-- Start of RECORDS FOR THE TASK --
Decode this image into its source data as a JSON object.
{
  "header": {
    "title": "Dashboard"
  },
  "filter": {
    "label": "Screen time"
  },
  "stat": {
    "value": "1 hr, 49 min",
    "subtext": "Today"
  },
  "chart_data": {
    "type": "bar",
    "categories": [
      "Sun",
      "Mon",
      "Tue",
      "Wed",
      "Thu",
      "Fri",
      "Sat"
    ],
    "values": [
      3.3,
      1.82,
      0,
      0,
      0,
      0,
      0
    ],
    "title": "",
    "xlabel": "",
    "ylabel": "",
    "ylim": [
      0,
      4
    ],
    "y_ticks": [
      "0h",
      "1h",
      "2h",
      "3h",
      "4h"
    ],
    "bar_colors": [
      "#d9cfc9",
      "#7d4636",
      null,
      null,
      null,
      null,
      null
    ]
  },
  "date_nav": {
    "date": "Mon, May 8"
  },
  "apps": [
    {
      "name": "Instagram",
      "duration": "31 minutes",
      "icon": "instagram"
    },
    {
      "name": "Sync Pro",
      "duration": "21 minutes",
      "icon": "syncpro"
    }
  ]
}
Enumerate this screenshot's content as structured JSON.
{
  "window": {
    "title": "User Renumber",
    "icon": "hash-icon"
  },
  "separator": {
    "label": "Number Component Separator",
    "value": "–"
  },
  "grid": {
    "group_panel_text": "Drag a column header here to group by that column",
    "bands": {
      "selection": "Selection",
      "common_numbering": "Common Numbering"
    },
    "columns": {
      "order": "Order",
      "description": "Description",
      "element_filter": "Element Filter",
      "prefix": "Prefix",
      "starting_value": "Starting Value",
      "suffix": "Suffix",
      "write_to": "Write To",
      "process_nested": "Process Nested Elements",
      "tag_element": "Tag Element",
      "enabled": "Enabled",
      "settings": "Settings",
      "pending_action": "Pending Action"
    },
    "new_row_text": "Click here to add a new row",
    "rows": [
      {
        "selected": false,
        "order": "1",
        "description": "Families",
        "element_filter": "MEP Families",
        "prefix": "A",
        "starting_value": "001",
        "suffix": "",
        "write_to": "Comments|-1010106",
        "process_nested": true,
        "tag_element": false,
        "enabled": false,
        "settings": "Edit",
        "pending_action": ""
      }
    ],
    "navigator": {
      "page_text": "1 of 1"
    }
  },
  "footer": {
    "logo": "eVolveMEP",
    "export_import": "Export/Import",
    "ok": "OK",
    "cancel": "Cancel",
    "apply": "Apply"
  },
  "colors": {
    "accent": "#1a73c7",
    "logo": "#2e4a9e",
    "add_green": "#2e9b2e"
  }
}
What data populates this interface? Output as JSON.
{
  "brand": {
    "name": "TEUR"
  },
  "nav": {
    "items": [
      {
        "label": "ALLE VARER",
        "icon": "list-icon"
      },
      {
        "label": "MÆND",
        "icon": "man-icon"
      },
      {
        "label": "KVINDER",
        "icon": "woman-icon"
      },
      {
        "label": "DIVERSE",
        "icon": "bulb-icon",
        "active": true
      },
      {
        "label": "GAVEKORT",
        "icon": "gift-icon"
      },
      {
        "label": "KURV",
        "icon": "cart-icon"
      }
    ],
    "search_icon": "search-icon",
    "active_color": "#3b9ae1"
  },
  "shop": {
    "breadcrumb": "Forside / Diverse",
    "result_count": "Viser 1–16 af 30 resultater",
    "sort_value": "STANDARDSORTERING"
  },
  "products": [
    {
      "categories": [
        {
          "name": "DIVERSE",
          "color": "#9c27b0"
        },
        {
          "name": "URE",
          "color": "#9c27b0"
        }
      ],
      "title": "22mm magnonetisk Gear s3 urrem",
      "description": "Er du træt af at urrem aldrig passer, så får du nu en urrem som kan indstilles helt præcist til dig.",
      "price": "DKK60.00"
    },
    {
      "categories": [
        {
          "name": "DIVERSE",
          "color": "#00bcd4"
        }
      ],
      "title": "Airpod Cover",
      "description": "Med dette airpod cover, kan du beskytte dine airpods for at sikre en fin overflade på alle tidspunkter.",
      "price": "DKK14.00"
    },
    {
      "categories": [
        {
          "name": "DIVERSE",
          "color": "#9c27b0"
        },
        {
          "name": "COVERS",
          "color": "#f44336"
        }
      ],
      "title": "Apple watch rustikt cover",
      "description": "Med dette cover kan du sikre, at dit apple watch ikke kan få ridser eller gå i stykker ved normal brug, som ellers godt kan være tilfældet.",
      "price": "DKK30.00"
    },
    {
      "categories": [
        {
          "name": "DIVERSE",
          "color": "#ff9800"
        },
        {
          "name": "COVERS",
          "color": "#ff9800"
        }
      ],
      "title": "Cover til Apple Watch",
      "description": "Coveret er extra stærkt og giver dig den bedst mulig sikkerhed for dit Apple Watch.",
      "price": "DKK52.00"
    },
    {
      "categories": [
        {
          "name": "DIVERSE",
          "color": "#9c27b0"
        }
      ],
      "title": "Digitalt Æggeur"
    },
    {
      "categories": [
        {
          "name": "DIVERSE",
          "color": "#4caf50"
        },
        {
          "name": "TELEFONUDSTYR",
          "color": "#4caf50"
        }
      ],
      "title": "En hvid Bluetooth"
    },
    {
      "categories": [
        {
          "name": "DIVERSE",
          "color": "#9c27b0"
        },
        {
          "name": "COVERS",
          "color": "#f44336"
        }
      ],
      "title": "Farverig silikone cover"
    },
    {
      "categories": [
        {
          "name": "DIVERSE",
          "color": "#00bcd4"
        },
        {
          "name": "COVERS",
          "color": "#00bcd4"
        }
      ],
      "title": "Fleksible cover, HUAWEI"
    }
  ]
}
-- End of RECORDS FOR THE TASK --
**GIVEN REQUEST**
Write the whole listing out again. Keep every line exactly as it is.

**COMPLETE ANSWER**
Decode this image into its source data as a JSON object.
{
  "header": {
    "title": "Dashboard"
  },
  "filter": {
    "label": "Screen time"
  },
  "stat": {
    "value": "1 hr, 49 min",
    "subtext": "Today"
  },
  "chart_data": {
    "type": "bar",
    "categories": [
      "Sun",
      "Mon",
      "Tue",
      "Wed",
      "Thu",
      "Fri",
      "Sat"
    ],
    "values": [
      3.3,
      1.82,
      0,
      0,
      0,
      0,
      0
    ],
    "title": "",
    "xlabel": "",
    "ylabel": "",
    "ylim": [
      0,
      4
    ],
    "y_ticks": [
      "0h",
      "1h",
      "2h",
      "3h",
      "4h"
    ],
    "bar_colors": [
      "#d9cfc9",
      "#7d4636",
      null,
      null,
      null,
      null,
      null
    ]
  },
  "date_nav": {
    "date": "Mon, May 8"
  },
  "apps": [
    {
      "name": "Instagram",
      "duration": "31 minutes",
      "icon": "instagram"
    },
    {
      "name": "Sync Pro",
      "duration": "21 minutes",
      "icon": "syncpro"
    }
  ]
}
Enumerate this screenshot's content as structured JSON.
{
  "window": {
    "title": "User Renumber",
    "icon": "hash-icon"
  },
  "separator": {
    "label": "Number Component Separator",
    "value": "–"
  },
  "grid": {
    "group_panel_text": "Drag a column header here to group by that column",
    "bands": {
      "selection": "Selection",
      "common_numbering": "Common Numbering"
    },
    "columns": {
      "order": "Order",
      "description": "Description",
      "element_filter": "Element Filter",
      "prefix": "Prefix",
      "starting_value": "Starting Value",
      "suffix": "Suffix",
      "write_to": "Write To",
      "process_nested": "Process Nested Elements",
      "tag_element": "Tag Element",
      "enabled": "Enabled",
      "settings": "Settings",
      "pending_action": "Pending Action"
    },
    "new_row_text": "Click here to add a new row",
    "rows": [
      {
        "selected": false,
        "order": "1",
        "description": "Families",
        "element_filter": "MEP Families",
        "prefix": "A",
        "starting_value": "001",
        "suffix": "",
        "write_to": "Comments|-1010106",
        "process_nested": true,
        "tag_element": false,
        "enabled": false,
        "settings": "Edit",
        "pending_action": ""
      }
    ],
    "navigator": {
      "page_text": "1 of 1"
    }
  },
  "footer": {
    "logo": "eVolveMEP",
    "export_import": "Export/Import",
    "ok": "OK",
    "cancel": "Cancel",
    "apply": "Apply"
  },
  "colors": {
    "accent": "#1a73c7",
    "logo": "#2e4a9e",
    "add_green": "#2e9b2e"
  }
}
What data populates this interface? Output as JSON.
{
  "brand": {
    "name": "TEUR"
  },
  "nav": {
    "items": [
      {
        "label": "ALLE VARER",
        "icon": "list-icon"
      },
      {
        "label": "MÆND",
        "icon": "man-icon"
      },
      {
        "label": "KVINDER",
        "icon": "woman-icon"
      },
      {
        "label": "DIVERSE",
        "icon": "bulb-icon",
        "active": true
      },
      {
        "label": "GAVEKORT",
        "icon": "gift-icon"
      },
      {
        "label": "KURV",
        "icon": "cart-icon"
      }
    ],
    "search_icon": "search-icon",
    "active_color": "#3b9ae1"
  },
  "shop": {
    "breadcrumb": "Forside / Diverse",
    "result_count": "Viser 1–16 af 30 resultater",
    "sort_value": "STANDARDSORTERING"
  },
  "products": [
    {
      "categories": [
        {
          "name": "DIVERSE",
          "color": "#9c27b0"
        },
        {
          "name": "URE",
          "color": "#9c27b0"
        }
      ],
      "title": "22mm magnonetisk Gear s3 urrem",
      "description": "Er du træt af at urrem aldrig passer, så får du nu en urrem som kan indstilles helt præcist til dig.",
      "price": "DKK60.00"
    },
    {
      "categories": [
        {
          "name": "DIVERSE",
          "color": "#00bcd4"
        }
      ],
      "title": "Airpod Cover",
      "description": "Med dette airpod cover, kan du beskytte dine airpods for at sikre en fin overflade på alle tidspunkter.",
      "price": "DKK14.00"
    },
    {
      "categories": [
        {
          "name": "DIVERSE",
          "color": "#9c27b0"
        },
        {
          "name": "COVERS",
          "color": "#f44336"
        }
      ],
      "title": "Apple watch rustikt cover",
      "description": "Med dette cover kan du sikre, at dit apple watch ikke kan få ridser eller gå i stykker ved normal brug, som ellers godt kan være tilfældet.",
      "price": "DKK30.00"
    },
    {
      "categories": [
        {
          "name": "DIVERSE",
          "color": "#ff9800"
        },
        {
          "name": "COVERS",
          "color": "#ff9800"
        }
      ],
      "title": "Cover til Apple Watch",
      "description": "Coveret er extra stærkt og giver dig den bedst mulig sikkerhed for dit Apple Watch.",
      "price": "DKK52.00"
    },
    {
      "categories": [
        {
          "name": "DIVERSE",
          "color": "#9c27b0"
        }
      ],
      "title": "Digitalt Æggeur"
    },
    {
      "categories": [
        {
          "name": "DIVERSE",
          "color": "#4caf50"
        },
        {
          "name": "TELEFONUDSTYR",
          "color": "#4caf50"
        }
      ],
      "title": "En hvid Bluetooth"
    },
    {
      "categories": [
        {
          "name": "DIVERSE",
          "color": "#9c27b0"
        },
        {
          "name": "COVERS",
          "color": "#f44336"
        }
      ],
      "title": "Farverig silikone cover"
    },
    {
      "categories": [
        {
          "name": "DIVERSE",
          "color": "#00bcd4"
        },
        {
          "name": "COVERS",
          "color": "#00bcd4"
        }
      ],
      "title": "Fleksible cover, HUAWEI"
    }
  ]
}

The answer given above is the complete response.